EXERCISE DESCRIPTION:
Look through the data below. Show each line where the string "média" occurs.

INPUT:
-- begin --
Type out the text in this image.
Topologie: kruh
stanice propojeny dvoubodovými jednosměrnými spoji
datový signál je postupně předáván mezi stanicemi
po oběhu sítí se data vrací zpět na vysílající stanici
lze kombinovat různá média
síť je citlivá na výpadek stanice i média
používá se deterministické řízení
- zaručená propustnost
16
-- end --
THE COMPLETED TASK:
lze kombinovat různá média
síť je citlivá na výpadek stanice i média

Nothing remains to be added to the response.